_What needs to be done_: Across all the lines below, how many contain the string "name"? Please reply with the number only.

Figure collection entries:
....

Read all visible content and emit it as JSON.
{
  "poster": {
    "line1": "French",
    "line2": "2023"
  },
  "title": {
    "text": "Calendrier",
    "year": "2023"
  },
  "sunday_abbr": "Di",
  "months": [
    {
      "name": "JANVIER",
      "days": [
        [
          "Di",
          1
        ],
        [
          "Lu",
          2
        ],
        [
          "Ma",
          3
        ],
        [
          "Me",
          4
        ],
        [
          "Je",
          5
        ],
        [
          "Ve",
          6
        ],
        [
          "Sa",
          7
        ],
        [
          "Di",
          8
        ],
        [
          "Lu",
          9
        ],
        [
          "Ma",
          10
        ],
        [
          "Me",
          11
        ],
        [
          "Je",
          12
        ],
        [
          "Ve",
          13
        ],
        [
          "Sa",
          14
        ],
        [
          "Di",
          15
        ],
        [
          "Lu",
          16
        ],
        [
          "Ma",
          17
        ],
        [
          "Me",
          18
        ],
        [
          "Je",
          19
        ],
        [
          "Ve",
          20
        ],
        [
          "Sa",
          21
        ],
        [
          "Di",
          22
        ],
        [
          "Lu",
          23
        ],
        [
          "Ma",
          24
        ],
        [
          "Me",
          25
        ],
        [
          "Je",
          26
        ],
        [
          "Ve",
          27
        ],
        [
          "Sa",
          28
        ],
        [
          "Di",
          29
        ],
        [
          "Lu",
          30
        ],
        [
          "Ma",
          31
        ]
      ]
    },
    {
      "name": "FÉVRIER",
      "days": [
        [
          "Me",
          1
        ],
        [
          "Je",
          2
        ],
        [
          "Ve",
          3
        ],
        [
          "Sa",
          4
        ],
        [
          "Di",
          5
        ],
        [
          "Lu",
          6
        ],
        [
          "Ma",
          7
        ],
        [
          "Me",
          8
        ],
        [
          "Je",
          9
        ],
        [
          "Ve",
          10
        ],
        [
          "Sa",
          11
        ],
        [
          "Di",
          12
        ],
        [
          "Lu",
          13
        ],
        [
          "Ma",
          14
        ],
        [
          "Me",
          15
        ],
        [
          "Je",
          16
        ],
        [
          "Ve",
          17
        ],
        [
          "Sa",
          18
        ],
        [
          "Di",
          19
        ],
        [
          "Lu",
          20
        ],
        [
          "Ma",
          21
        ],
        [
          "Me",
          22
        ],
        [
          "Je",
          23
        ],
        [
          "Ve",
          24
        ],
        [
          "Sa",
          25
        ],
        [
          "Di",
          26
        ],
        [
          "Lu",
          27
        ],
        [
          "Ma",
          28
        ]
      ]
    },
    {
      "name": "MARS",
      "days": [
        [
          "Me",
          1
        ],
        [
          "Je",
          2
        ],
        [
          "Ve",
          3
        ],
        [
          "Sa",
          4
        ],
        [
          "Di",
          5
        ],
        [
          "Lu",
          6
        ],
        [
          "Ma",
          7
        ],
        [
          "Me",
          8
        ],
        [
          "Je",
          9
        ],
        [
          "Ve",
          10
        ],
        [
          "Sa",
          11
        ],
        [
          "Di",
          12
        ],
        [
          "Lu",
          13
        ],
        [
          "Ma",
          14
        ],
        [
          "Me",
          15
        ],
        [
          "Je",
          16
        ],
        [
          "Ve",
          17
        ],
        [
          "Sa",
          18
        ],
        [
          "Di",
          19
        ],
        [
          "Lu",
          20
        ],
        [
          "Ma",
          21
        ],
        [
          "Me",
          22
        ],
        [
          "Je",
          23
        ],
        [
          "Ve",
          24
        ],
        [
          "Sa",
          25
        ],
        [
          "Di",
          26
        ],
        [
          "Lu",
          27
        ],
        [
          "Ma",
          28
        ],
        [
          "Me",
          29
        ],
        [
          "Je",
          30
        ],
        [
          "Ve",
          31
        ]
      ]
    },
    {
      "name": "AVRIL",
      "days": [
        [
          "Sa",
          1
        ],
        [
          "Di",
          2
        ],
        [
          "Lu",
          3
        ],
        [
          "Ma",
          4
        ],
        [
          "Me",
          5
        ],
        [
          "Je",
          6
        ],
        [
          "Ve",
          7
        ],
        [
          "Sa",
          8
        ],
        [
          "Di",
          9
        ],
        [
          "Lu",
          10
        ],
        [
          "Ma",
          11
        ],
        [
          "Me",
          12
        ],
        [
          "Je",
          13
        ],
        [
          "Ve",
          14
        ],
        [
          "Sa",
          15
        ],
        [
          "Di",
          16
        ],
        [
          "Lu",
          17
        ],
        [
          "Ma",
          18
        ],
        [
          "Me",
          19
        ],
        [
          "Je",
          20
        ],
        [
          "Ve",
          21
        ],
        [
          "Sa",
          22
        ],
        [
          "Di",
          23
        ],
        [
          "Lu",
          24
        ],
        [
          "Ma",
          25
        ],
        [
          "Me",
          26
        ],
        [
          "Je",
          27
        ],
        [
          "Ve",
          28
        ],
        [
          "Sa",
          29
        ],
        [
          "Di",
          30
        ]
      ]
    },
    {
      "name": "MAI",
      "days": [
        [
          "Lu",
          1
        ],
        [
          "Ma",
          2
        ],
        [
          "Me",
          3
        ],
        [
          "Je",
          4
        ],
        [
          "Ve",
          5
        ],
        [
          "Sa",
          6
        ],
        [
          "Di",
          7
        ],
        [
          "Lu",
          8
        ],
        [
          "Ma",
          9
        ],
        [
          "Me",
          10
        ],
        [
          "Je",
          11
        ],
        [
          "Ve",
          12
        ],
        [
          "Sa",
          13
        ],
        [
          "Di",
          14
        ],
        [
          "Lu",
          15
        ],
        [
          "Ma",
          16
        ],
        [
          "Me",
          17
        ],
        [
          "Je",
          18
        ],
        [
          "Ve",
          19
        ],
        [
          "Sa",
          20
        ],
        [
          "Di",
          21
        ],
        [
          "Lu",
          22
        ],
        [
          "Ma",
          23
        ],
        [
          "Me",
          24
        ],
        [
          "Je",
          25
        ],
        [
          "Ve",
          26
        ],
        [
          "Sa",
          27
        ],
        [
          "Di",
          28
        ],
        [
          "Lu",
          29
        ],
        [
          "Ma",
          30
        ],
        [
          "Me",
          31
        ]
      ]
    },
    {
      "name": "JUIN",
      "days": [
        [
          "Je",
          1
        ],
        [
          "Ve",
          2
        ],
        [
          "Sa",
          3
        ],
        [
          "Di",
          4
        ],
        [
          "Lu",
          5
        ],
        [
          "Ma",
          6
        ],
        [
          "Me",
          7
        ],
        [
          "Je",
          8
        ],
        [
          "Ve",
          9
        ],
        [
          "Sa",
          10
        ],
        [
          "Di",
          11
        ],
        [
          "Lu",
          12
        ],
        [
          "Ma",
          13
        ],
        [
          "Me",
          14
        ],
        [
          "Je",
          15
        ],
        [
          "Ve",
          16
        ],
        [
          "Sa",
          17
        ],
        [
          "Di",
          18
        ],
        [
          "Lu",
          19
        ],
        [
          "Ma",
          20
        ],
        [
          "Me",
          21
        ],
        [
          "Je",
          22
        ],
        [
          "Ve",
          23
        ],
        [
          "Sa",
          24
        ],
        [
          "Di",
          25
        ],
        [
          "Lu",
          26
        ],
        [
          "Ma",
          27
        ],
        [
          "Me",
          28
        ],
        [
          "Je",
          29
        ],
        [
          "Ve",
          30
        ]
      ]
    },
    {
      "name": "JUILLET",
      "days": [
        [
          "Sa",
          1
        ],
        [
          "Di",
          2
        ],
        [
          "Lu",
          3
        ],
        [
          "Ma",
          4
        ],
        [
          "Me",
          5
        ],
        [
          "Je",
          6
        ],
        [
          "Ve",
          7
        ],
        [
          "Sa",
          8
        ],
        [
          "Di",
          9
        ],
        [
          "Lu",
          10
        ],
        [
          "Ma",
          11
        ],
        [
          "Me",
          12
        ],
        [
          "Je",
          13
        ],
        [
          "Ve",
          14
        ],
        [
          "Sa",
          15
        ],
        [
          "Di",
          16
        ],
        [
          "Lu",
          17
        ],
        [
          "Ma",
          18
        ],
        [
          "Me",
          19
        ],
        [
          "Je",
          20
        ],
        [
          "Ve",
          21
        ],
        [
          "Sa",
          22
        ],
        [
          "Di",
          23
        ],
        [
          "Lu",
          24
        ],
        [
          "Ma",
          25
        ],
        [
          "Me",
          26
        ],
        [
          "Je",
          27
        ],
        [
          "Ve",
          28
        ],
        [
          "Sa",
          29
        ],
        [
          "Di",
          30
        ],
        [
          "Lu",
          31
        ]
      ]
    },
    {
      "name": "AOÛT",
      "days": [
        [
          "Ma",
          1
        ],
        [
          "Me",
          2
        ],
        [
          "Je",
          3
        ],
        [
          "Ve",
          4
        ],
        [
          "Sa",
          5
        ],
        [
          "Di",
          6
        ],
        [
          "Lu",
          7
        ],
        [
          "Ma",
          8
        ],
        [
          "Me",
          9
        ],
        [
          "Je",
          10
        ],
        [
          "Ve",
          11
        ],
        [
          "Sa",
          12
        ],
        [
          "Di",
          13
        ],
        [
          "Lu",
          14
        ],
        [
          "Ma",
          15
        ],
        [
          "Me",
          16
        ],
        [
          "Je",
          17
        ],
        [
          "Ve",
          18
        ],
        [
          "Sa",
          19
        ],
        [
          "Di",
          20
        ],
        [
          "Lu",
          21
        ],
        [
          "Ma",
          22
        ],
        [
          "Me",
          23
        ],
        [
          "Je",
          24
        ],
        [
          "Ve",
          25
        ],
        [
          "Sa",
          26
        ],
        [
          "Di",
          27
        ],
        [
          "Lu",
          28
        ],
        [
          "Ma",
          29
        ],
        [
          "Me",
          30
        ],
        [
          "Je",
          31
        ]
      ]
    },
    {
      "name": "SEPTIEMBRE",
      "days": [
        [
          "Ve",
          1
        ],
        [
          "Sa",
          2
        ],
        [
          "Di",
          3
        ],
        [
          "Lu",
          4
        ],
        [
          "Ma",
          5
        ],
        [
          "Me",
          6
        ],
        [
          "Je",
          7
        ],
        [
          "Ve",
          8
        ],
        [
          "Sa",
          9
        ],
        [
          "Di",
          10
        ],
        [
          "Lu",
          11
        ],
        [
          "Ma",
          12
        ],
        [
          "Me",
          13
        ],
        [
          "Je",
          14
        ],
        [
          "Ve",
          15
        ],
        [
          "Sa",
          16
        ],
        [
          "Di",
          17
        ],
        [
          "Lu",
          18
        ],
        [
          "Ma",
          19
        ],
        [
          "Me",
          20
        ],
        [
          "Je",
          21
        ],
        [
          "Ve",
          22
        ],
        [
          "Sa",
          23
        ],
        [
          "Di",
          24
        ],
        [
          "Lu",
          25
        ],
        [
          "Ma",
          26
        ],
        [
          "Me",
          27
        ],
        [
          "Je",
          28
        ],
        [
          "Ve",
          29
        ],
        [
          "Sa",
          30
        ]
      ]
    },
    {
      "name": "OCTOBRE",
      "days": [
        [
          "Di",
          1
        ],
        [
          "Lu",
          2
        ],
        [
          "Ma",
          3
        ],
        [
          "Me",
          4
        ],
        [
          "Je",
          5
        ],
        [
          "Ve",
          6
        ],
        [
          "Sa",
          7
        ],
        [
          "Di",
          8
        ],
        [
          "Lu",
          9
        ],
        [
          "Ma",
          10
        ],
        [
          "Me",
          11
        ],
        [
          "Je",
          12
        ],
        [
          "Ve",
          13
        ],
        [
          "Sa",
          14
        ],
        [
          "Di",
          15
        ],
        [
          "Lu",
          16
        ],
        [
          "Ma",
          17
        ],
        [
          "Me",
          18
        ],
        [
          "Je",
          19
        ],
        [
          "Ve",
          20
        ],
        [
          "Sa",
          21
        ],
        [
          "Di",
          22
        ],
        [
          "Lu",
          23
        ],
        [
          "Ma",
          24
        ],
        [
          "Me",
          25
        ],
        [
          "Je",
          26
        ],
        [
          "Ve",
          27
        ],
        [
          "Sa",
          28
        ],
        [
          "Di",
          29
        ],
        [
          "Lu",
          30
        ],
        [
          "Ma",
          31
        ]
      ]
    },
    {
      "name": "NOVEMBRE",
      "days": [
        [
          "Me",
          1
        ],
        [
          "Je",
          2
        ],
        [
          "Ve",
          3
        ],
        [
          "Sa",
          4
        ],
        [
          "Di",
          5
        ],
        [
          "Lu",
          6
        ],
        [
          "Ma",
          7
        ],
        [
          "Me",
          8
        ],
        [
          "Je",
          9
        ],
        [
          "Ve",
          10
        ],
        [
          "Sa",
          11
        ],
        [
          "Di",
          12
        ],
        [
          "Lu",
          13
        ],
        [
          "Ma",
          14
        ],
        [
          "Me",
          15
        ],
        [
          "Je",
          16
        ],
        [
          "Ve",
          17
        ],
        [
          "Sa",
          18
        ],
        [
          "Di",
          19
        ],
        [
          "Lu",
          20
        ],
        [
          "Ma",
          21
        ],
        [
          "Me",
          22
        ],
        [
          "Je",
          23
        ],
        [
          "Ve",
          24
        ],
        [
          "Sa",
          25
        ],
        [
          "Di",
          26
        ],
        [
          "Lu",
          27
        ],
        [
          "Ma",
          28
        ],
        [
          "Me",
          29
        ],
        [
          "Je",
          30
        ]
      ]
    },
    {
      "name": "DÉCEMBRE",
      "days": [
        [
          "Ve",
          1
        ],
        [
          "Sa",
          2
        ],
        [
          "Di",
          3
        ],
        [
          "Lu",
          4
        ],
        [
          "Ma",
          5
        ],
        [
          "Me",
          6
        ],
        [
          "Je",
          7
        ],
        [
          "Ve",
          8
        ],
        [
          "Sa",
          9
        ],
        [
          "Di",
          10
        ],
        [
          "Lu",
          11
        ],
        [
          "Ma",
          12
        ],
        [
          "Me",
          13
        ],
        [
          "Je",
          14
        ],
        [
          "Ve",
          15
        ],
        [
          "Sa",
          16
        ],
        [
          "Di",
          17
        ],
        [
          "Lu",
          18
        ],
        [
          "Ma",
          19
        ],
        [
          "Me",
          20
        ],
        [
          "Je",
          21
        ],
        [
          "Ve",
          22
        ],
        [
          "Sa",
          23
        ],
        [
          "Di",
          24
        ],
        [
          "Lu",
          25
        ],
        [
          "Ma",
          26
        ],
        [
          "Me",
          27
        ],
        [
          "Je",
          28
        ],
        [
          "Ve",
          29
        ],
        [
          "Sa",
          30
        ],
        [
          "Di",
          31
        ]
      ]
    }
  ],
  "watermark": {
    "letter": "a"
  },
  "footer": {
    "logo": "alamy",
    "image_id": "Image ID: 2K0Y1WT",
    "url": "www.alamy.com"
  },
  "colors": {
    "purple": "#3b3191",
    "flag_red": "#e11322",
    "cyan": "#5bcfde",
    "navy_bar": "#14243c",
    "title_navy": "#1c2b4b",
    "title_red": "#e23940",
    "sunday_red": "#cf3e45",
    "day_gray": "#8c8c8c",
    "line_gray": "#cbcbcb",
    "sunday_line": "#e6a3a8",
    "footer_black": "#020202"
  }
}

....

_Result of this exercise_: 12